=== DATASET ===

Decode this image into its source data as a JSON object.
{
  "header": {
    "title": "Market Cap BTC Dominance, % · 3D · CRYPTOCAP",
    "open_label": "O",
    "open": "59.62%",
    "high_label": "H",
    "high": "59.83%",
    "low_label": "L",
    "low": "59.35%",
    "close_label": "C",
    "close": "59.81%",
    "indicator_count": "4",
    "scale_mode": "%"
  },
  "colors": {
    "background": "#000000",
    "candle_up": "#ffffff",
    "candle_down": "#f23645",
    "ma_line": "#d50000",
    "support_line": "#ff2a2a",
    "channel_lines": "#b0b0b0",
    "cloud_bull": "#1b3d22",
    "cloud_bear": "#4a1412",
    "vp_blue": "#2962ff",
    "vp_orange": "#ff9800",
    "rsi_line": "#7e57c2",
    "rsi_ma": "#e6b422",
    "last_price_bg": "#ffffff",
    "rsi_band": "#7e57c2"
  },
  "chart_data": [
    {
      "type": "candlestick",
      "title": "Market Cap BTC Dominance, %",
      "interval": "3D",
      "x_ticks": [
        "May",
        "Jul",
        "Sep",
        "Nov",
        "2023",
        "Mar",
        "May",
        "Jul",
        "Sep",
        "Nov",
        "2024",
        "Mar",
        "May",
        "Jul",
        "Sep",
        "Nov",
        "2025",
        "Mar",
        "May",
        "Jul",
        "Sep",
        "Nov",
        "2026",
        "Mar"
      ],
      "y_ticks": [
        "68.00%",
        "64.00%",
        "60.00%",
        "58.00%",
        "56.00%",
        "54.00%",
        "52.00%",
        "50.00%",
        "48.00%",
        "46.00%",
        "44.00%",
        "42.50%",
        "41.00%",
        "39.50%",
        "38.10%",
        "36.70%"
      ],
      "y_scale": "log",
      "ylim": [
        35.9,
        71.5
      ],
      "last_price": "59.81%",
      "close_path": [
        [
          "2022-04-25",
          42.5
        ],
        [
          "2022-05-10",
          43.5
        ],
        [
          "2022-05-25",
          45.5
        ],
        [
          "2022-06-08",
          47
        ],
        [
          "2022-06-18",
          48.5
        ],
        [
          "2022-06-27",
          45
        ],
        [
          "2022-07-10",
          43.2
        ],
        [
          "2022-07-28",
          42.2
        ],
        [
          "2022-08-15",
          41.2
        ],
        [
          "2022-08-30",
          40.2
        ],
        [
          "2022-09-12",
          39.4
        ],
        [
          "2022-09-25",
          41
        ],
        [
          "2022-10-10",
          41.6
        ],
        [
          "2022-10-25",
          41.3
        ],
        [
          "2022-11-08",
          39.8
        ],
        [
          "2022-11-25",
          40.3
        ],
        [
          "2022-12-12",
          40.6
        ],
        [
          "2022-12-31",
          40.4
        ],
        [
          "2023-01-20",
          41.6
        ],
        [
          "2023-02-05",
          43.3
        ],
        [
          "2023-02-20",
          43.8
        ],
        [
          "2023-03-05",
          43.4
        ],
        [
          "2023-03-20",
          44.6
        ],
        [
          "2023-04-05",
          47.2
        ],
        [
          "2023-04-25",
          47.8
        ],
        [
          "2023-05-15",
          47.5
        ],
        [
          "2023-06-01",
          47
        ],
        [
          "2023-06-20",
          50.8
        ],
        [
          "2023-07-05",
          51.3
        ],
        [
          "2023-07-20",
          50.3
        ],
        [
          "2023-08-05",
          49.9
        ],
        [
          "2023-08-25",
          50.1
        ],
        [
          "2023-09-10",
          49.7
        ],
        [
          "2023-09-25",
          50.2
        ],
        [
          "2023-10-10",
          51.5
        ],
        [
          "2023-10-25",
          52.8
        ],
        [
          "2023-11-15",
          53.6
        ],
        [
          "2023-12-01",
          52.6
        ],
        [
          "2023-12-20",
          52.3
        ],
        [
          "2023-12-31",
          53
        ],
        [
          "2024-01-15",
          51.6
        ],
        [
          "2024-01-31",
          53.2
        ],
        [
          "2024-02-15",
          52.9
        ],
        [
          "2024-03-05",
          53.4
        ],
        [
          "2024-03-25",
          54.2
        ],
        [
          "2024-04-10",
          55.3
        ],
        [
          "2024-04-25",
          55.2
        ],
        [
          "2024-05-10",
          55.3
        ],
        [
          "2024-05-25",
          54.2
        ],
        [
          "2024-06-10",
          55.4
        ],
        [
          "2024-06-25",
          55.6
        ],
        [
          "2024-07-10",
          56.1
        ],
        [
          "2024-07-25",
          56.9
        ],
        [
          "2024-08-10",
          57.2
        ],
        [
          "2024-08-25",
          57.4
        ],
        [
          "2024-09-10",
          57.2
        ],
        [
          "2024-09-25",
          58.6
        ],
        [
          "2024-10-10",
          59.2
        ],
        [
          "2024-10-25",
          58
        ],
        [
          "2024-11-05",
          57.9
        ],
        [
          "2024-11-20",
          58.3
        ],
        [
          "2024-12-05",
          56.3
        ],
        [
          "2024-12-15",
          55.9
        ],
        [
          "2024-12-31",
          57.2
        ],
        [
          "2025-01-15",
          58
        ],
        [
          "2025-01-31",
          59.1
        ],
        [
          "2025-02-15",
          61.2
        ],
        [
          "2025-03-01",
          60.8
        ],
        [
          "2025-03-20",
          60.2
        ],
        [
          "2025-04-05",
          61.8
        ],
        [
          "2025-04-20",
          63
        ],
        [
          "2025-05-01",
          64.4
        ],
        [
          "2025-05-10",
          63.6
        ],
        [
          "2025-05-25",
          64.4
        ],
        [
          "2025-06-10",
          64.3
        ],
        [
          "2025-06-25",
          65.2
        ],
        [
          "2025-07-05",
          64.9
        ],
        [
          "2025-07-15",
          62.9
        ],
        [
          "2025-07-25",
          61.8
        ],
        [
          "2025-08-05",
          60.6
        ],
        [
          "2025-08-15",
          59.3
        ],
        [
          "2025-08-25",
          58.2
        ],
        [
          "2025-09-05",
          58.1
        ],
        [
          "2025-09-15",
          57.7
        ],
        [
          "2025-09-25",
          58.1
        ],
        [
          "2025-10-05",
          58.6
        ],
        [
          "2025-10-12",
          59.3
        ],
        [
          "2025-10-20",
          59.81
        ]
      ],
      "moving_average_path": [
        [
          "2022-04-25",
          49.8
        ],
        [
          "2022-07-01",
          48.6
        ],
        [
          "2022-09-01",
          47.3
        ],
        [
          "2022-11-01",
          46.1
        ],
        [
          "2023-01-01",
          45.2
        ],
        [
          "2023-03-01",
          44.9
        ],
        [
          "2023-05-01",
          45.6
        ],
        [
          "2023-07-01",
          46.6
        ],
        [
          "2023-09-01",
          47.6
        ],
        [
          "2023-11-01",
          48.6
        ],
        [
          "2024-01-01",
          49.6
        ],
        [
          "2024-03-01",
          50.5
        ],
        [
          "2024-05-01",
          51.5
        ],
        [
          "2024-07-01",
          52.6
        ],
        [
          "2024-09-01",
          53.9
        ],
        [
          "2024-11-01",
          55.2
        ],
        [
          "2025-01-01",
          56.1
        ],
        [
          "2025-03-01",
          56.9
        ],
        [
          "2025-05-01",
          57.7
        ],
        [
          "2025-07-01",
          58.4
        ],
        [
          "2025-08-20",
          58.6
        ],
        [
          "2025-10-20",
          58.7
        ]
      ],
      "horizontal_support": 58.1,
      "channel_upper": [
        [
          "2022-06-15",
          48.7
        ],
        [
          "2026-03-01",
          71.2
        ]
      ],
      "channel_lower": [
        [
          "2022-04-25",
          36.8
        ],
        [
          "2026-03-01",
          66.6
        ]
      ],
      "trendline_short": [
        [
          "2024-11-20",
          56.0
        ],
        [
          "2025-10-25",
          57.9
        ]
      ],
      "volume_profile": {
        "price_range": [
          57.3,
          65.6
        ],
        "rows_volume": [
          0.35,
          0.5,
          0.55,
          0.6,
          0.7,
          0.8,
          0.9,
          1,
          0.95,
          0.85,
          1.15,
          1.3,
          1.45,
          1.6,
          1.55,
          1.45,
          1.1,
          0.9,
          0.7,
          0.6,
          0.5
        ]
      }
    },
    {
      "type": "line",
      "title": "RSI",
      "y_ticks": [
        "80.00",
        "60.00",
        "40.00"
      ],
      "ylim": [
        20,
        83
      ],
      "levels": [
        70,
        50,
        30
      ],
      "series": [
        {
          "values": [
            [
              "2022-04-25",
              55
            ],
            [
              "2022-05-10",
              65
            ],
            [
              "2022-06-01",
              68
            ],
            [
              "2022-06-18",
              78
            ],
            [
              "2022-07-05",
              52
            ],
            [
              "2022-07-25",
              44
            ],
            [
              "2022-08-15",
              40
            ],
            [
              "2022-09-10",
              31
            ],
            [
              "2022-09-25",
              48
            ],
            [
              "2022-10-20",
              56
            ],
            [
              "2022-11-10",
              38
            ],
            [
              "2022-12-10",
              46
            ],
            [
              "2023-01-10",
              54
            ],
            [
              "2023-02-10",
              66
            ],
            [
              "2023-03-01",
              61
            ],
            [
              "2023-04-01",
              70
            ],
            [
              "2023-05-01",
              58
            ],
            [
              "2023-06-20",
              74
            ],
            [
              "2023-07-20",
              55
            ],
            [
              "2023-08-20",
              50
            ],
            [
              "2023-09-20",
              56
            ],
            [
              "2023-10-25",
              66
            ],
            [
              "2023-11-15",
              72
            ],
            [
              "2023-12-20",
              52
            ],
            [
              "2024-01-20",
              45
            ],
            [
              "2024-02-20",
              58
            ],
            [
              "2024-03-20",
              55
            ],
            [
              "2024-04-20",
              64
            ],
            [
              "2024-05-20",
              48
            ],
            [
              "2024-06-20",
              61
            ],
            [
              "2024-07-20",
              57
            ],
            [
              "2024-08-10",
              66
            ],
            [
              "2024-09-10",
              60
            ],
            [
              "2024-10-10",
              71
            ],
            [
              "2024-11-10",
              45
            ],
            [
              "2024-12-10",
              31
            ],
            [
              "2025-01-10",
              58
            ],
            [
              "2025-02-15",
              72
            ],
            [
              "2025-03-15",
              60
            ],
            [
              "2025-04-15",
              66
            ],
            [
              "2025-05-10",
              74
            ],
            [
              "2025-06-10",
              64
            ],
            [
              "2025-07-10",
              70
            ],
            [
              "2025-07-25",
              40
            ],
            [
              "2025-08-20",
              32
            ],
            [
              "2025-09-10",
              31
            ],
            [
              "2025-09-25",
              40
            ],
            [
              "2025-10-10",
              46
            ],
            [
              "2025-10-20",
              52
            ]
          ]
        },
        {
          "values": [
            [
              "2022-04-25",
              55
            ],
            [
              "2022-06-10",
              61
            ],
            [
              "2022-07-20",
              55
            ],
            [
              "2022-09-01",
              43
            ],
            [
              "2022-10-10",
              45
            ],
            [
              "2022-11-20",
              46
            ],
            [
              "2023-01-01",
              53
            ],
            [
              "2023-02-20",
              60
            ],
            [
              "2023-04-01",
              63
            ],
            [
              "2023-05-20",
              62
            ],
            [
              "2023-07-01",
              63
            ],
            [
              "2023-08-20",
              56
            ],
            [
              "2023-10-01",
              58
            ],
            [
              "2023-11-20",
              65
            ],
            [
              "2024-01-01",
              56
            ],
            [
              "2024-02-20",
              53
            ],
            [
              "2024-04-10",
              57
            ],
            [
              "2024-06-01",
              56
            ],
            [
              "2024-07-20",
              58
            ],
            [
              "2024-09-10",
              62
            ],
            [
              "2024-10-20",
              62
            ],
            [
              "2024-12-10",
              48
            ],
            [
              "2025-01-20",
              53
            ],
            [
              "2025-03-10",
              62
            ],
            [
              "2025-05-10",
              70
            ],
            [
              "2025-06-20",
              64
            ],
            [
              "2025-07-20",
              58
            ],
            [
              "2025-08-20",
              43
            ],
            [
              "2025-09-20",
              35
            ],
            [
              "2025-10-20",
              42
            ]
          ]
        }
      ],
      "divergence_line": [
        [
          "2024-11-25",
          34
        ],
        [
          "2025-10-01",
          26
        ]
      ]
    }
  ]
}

=== WHAT THIS TASK INVOLVES ===
Copy out every line in the entries above that holds "Market".

=== TASK RESULT ===
    "title": "Market Cap BTC Dominance, % · 3D · CRYPTOCAP",
      "title": "Market Cap BTC Dominance, %",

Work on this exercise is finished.